• **SUPPLIED MATERIAL**:
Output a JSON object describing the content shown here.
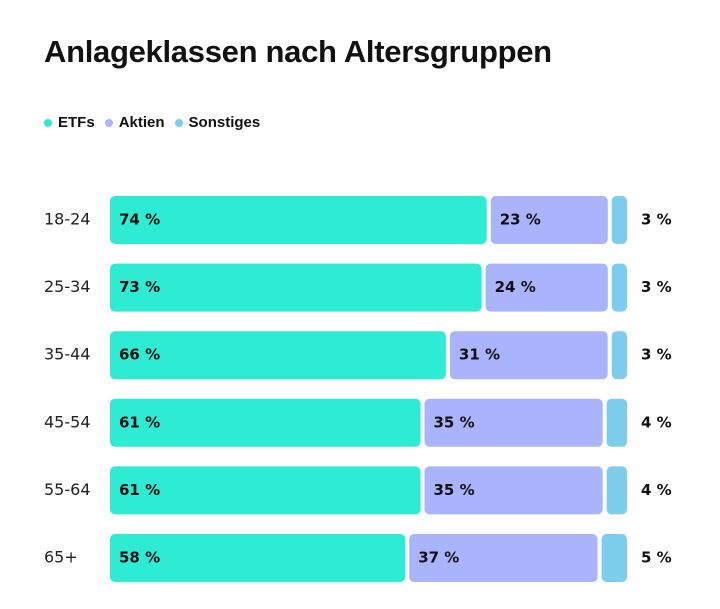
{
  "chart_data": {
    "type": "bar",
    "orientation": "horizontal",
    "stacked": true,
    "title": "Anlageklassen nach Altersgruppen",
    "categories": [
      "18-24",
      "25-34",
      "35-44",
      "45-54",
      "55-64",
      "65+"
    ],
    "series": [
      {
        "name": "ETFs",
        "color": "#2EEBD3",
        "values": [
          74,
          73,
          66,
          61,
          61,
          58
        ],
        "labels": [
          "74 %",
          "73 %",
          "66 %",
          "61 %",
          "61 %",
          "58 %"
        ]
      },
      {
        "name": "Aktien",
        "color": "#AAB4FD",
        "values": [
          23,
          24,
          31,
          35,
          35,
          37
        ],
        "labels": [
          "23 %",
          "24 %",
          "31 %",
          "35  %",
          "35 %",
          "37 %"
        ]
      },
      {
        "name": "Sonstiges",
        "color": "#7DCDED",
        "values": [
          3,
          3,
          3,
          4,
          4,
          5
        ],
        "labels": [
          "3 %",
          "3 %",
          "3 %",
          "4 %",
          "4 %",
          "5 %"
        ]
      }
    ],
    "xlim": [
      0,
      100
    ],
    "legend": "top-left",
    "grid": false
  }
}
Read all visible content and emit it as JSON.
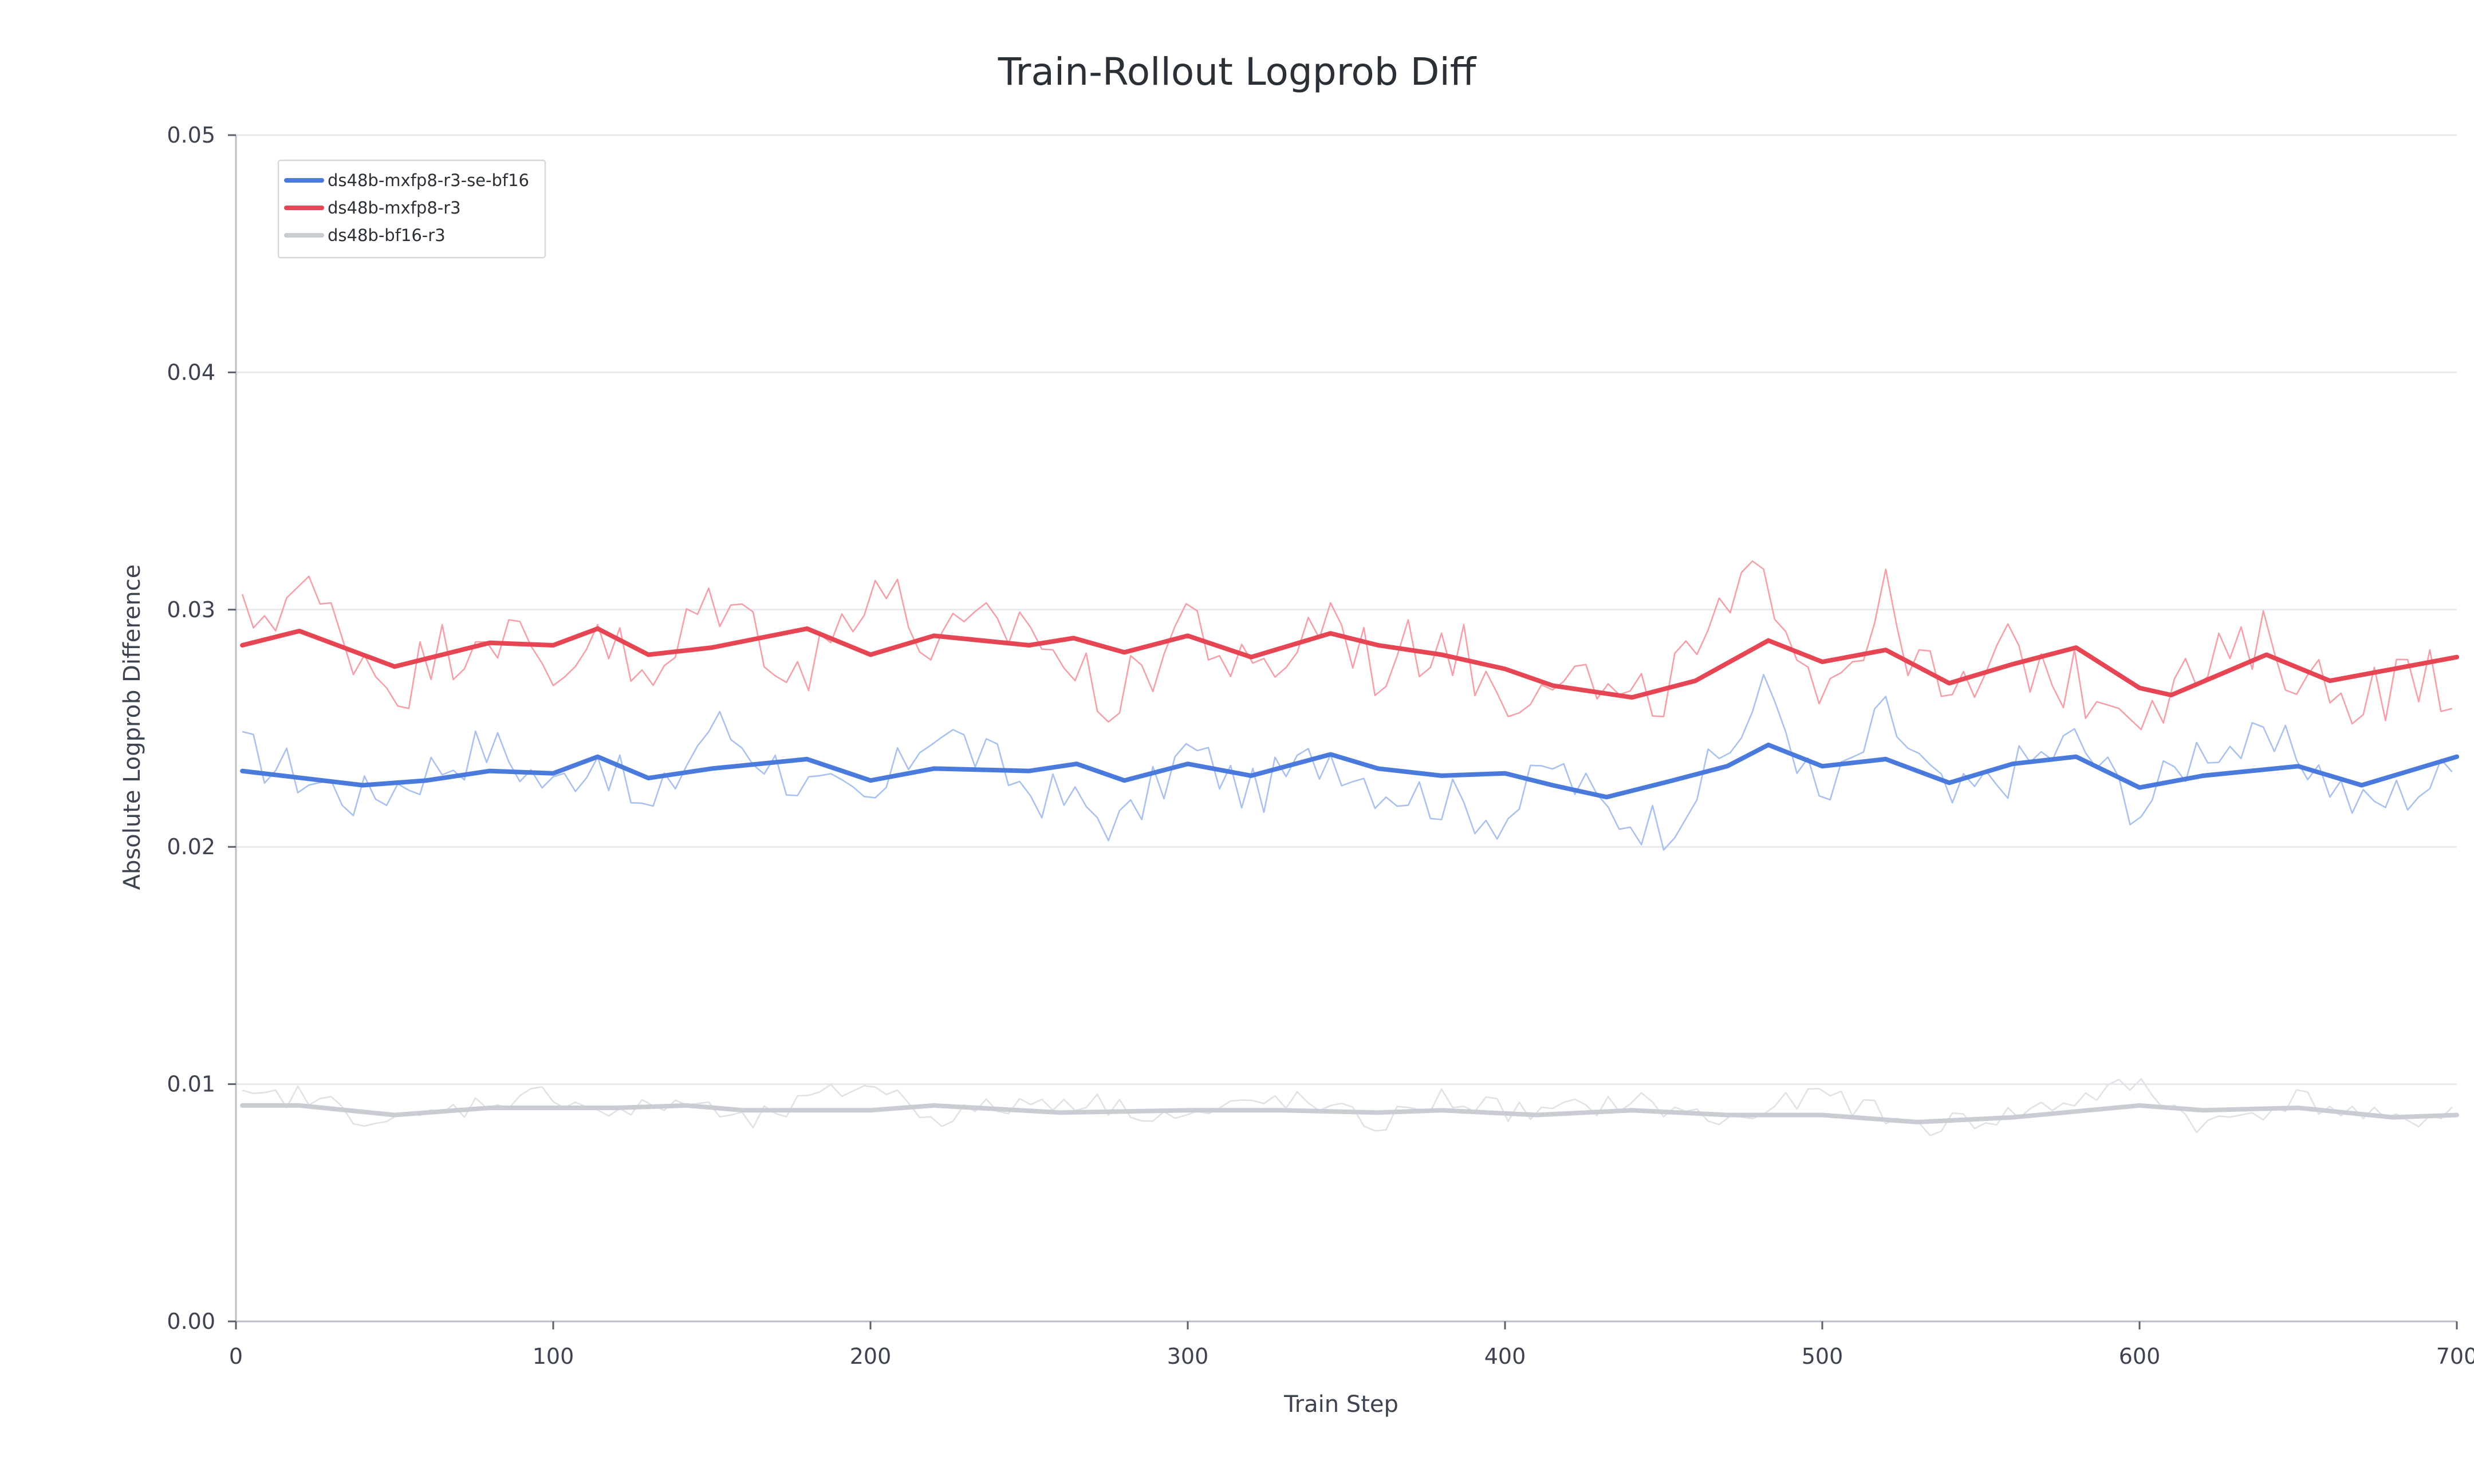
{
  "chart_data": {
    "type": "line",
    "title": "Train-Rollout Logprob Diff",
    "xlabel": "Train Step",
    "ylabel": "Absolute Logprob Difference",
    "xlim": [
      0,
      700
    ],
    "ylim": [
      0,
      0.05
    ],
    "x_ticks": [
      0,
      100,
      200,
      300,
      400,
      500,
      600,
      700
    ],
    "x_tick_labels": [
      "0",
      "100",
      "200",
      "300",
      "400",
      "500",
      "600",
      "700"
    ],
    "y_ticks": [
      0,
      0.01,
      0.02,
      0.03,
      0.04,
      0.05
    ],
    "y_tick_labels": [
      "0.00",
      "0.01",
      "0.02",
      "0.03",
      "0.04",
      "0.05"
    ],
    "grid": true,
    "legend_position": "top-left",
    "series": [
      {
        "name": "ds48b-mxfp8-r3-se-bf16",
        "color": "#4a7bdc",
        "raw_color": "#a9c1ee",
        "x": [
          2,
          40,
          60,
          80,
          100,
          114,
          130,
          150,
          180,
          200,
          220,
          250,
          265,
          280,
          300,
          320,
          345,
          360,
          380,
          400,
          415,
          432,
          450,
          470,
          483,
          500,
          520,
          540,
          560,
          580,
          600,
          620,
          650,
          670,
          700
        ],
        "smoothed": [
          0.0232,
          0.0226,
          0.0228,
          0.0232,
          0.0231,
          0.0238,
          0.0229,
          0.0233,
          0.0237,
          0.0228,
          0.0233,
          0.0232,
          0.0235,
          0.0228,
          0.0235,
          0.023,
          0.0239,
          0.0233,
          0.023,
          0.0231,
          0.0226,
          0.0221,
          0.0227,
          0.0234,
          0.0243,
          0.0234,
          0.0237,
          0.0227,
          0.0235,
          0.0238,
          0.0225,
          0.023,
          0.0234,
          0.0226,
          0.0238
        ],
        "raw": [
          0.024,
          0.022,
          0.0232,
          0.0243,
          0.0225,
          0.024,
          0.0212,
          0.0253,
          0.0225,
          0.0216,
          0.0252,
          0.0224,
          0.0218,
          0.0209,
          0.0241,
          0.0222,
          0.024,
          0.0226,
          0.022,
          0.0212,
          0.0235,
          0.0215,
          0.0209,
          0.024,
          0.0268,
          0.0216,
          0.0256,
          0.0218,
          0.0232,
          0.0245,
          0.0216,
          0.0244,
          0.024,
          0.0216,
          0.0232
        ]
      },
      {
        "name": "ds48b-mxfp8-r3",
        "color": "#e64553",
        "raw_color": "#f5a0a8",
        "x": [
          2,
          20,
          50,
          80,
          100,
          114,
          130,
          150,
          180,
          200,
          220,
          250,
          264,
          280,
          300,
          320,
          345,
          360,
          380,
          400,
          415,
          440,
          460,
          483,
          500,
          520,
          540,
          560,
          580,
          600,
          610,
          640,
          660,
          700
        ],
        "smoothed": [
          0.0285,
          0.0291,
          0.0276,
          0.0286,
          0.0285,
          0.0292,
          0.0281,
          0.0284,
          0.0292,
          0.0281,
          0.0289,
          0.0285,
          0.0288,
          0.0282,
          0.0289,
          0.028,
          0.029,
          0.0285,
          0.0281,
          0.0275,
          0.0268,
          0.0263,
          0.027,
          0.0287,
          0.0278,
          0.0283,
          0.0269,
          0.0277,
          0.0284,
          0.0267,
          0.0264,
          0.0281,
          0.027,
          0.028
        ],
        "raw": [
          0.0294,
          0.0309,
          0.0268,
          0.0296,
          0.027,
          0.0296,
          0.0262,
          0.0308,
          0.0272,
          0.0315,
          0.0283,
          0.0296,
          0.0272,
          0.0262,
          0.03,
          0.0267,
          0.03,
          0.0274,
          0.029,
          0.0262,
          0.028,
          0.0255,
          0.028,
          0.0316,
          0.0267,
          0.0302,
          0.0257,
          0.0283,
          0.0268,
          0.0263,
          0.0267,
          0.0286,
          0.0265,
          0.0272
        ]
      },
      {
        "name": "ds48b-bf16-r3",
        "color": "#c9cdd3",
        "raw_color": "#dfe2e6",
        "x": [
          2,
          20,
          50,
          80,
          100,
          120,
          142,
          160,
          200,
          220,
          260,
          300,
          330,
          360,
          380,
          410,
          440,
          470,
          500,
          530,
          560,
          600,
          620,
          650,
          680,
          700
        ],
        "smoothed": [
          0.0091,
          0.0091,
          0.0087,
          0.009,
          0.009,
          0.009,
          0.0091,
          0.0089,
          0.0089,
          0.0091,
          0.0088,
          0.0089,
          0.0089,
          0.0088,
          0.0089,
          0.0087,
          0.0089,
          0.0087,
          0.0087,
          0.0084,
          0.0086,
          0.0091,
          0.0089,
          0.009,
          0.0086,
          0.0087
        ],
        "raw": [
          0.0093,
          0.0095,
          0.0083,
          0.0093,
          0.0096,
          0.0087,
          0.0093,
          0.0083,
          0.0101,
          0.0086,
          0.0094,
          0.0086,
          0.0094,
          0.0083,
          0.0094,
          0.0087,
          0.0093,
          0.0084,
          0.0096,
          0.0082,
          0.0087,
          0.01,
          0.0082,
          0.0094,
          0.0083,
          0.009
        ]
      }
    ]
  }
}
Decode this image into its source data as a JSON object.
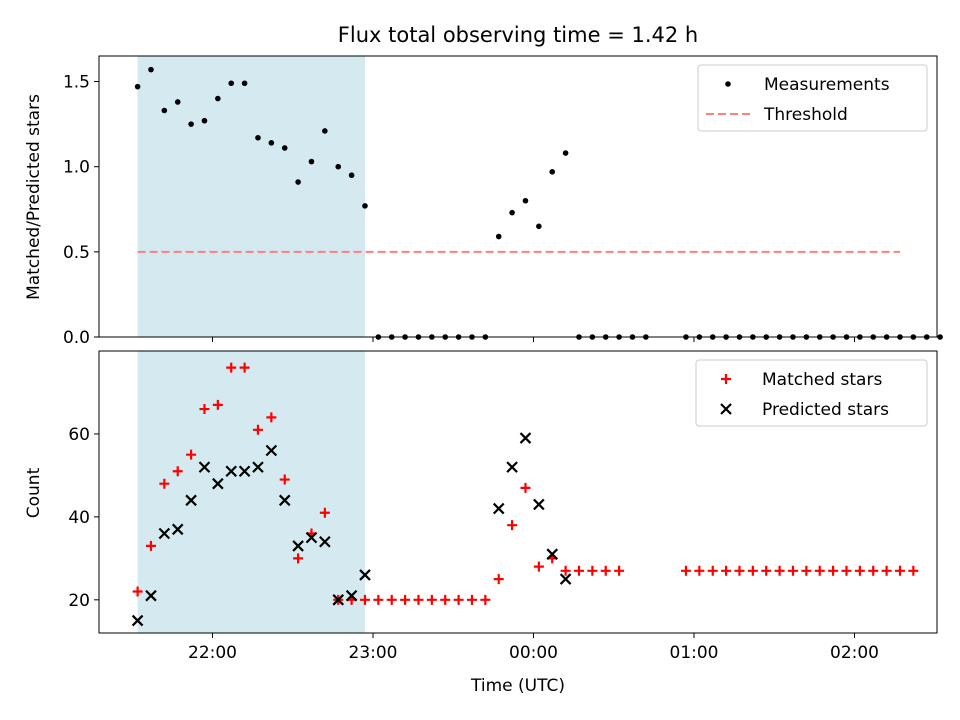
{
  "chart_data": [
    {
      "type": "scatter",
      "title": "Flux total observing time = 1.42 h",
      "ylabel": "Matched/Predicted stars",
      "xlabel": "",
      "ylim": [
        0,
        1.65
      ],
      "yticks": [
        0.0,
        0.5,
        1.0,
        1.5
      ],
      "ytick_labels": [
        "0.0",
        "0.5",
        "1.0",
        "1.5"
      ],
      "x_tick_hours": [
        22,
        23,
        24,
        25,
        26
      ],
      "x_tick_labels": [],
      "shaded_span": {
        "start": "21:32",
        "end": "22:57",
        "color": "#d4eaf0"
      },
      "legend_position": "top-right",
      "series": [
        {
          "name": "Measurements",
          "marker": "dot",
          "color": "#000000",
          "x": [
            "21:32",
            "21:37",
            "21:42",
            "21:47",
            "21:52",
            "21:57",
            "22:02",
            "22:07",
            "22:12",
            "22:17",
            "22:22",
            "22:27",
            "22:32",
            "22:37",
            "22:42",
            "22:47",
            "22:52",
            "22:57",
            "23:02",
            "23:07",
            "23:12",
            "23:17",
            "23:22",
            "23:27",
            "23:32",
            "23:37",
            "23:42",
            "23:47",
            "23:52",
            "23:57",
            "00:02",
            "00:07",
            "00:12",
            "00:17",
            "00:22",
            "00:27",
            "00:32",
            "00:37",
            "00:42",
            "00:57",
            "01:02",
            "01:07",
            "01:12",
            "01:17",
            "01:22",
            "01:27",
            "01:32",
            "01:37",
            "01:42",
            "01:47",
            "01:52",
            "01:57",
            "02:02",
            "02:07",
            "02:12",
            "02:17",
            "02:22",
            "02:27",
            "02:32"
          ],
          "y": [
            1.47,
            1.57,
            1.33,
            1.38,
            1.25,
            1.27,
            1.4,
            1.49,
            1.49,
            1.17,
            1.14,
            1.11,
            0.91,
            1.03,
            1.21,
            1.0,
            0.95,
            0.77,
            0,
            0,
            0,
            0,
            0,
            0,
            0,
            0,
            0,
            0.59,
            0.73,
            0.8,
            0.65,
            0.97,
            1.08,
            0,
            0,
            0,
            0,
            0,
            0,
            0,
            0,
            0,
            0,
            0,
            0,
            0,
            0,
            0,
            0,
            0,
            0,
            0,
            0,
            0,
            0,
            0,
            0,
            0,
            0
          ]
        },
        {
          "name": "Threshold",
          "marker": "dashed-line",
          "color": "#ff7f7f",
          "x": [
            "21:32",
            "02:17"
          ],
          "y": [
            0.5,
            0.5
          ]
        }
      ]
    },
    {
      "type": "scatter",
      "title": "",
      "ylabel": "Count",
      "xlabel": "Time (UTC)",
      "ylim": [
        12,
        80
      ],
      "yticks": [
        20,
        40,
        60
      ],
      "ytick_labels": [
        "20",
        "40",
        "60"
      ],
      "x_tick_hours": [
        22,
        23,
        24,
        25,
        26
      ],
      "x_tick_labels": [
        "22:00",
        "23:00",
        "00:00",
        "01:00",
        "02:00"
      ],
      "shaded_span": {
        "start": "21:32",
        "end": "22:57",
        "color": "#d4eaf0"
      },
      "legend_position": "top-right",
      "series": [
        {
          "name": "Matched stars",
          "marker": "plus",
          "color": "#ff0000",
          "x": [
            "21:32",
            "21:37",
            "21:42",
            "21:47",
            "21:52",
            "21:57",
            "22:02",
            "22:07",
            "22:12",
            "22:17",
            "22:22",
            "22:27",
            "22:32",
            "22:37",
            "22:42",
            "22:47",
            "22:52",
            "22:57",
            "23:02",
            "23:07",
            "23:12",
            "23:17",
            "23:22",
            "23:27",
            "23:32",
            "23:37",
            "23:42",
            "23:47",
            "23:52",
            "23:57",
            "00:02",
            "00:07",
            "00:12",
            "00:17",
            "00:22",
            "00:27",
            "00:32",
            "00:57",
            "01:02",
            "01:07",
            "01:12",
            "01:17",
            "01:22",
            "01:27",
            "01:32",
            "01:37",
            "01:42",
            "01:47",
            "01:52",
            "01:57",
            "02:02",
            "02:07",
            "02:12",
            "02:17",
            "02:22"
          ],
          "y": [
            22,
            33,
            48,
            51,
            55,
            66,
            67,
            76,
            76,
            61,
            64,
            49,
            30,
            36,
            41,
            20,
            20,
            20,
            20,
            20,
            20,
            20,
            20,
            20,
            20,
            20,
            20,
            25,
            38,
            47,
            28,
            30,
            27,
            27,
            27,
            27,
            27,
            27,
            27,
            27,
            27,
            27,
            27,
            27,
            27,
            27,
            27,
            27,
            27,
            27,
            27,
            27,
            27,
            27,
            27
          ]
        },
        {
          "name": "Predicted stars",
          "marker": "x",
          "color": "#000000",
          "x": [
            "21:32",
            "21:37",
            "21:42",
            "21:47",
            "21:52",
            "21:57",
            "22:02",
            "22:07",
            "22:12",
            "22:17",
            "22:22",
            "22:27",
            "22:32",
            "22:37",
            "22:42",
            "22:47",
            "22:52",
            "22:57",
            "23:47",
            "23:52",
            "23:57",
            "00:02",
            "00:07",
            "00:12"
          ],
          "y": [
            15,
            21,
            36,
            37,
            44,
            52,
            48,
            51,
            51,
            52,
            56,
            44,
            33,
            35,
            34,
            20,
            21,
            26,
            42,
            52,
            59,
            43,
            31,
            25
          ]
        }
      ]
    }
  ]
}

• **DESCRIPTION OF THE TASK**:
What is the number of lines in the data that hold the word "type"? Reply with that number and nothing else.

• **SOLUTION TO THIS PROBLEM**:
4